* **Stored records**
▽

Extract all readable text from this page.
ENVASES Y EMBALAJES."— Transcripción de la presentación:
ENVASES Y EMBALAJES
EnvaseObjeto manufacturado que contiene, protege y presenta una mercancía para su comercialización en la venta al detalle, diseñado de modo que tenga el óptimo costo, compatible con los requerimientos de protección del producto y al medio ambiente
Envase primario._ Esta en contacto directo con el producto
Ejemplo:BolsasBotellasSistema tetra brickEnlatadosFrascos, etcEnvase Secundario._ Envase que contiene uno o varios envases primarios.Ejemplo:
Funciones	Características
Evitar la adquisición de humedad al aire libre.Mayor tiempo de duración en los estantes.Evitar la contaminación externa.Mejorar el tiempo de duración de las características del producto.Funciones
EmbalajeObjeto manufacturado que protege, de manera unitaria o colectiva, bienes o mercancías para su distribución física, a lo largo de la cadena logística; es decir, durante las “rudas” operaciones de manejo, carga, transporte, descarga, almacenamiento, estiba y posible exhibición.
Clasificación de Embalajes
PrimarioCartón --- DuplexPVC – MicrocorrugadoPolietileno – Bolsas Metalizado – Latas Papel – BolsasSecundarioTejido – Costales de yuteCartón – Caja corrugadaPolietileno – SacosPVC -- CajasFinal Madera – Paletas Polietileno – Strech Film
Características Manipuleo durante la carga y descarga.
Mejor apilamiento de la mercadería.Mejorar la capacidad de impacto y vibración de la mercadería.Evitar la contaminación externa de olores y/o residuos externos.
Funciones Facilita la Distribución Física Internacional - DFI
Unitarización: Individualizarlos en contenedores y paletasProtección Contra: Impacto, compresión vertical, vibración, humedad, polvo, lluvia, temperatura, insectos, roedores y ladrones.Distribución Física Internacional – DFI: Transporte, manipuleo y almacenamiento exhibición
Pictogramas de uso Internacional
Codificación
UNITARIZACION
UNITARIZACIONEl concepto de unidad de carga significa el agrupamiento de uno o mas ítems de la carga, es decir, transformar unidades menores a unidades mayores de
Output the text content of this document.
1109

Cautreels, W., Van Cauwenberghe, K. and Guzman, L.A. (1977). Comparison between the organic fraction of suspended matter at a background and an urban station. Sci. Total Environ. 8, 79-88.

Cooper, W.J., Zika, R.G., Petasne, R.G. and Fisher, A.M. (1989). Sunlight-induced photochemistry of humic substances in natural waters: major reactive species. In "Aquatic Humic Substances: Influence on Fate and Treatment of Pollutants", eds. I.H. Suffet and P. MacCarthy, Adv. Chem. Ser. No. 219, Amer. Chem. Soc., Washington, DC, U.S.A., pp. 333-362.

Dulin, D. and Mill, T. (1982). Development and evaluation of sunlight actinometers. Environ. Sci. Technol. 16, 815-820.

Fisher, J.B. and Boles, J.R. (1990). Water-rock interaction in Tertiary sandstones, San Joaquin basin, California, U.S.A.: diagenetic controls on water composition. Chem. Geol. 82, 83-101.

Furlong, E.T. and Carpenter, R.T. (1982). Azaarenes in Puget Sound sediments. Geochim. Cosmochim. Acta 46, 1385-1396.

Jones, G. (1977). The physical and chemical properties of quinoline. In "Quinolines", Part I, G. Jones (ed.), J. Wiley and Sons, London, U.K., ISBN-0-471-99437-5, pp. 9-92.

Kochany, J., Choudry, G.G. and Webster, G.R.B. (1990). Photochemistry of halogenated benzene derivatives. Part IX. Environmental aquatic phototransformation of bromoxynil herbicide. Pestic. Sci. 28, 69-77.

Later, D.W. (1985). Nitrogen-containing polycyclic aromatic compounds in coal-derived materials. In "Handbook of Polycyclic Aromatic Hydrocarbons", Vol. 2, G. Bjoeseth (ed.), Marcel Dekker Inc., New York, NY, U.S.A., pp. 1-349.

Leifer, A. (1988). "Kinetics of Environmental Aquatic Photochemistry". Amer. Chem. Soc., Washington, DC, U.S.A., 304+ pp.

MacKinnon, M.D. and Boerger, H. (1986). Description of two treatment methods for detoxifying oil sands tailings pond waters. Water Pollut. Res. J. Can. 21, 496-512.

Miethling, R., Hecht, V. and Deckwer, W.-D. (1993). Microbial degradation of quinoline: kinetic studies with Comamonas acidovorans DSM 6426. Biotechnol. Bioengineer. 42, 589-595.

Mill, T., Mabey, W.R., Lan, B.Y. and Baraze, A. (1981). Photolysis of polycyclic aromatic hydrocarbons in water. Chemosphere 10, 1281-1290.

△

* **Problem**
Extract every entry above as it appears.

* **The answer**
Extract all readable text from this page.
ENVASES Y EMBALAJES."— Transcripción de la presentación:
ENVASES Y EMBALAJES
EnvaseObjeto manufacturado que contiene, protege y presenta una mercancía para su comercialización en la venta al detalle, diseñado de modo que tenga el óptimo costo, compatible con los requerimientos de protección del producto y al medio ambiente
Envase primario._ Esta en contacto directo con el producto
Ejemplo:BolsasBotellasSistema tetra brickEnlatadosFrascos, etcEnvase Secundario._ Envase que contiene uno o varios envases primarios.Ejemplo:
Funciones	Características
Evitar la adquisición de humedad al aire libre.Mayor tiempo de duración en los estantes.Evitar la contaminación externa.Mejorar el tiempo de duración de las características del producto.Funciones
EmbalajeObjeto manufacturado que protege, de manera unitaria o colectiva, bienes o mercancías para su distribución física, a lo largo de la cadena logística; es decir, durante las “rudas” operaciones de manejo, carga, transporte, descarga, almacenamiento, estiba y posible exhibición.
Clasificación de Embalajes
PrimarioCartón --- DuplexPVC – MicrocorrugadoPolietileno – Bolsas Metalizado – Latas Papel – BolsasSecundarioTejido – Costales de yuteCartón – Caja corrugadaPolietileno – SacosPVC -- CajasFinal Madera – Paletas Polietileno – Strech Film
Características Manipuleo durante la carga y descarga.
Mejor apilamiento de la mercadería.Mejorar la capacidad de impacto y vibración de la mercadería.Evitar la contaminación externa de olores y/o residuos externos.
Funciones Facilita la Distribución Física Internacional - DFI
Unitarización: Individualizarlos en contenedores y paletasProtección Contra: Impacto, compresión vertical, vibración, humedad, polvo, lluvia, temperatura, insectos, roedores y ladrones.Distribución Física Internacional – DFI: Transporte, manipuleo y almacenamiento exhibición
Pictogramas de uso Internacional
Codificación
UNITARIZACION
UNITARIZACIONEl concepto de unidad de carga significa el agrupamiento de uno o mas ítems de la carga, es decir, transformar unidades menores a unidades mayores de
Output the text content of this document.
1109

Cautreels, W., Van Cauwenberghe, K. and Guzman, L.A. (1977). Comparison between the organic fraction of suspended matter at a background and an urban station. Sci. Total Environ. 8, 79-88.

Cooper, W.J., Zika, R.G., Petasne, R.G. and Fisher, A.M. (1989). Sunlight-induced photochemistry of humic substances in natural waters: major reactive species. In "Aquatic Humic Substances: Influence on Fate and Treatment of Pollutants", eds. I.H. Suffet and P. MacCarthy, Adv. Chem. Ser. No. 219, Amer. Chem. Soc., Washington, DC, U.S.A., pp. 333-362.

Dulin, D. and Mill, T. (1982). Development and evaluation of sunlight actinometers. Environ. Sci. Technol. 16, 815-820.

Fisher, J.B. and Boles, J.R. (1990). Water-rock interaction in Tertiary sandstones, San Joaquin basin, California, U.S.A.: diagenetic controls on water composition. Chem. Geol. 82, 83-101.

Furlong, E.T. and Carpenter, R.T. (1982). Azaarenes in Puget Sound sediments. Geochim. Cosmochim. Acta 46, 1385-1396.

Jones, G. (1977). The physical and chemical properties of quinoline. In "Quinolines", Part I, G. Jones (ed.), J. Wiley and Sons, London, U.K., ISBN-0-471-99437-5, pp. 9-92.

Kochany, J., Choudry, G.G. and Webster, G.R.B. (1990). Photochemistry of halogenated benzene derivatives. Part IX. Environmental aquatic phototransformation of bromoxynil herbicide. Pestic. Sci. 28, 69-77.

Later, D.W. (1985). Nitrogen-containing polycyclic aromatic compounds in coal-derived materials. In "Handbook of Polycyclic Aromatic Hydrocarbons", Vol. 2, G. Bjoeseth (ed.), Marcel Dekker Inc., New York, NY, U.S.A., pp. 1-349.

Leifer, A. (1988). "Kinetics of Environmental Aquatic Photochemistry". Amer. Chem. Soc., Washington, DC, U.S.A., 304+ pp.

MacKinnon, M.D. and Boerger, H. (1986). Description of two treatment methods for detoxifying oil sands tailings pond waters. Water Pollut. Res. J. Can. 21, 496-512.

Miethling, R., Hecht, V. and Deckwer, W.-D. (1993). Microbial degradation of quinoline: kinetic studies with Comamonas acidovorans DSM 6426. Biotechnol. Bioengineer. 42, 589-595.

Mill, T., Mabey, W.R., Lan, B.Y. and Baraze, A. (1981). Photolysis of polycyclic aromatic hydrocarbons in water. Chemosphere 10, 1281-1290.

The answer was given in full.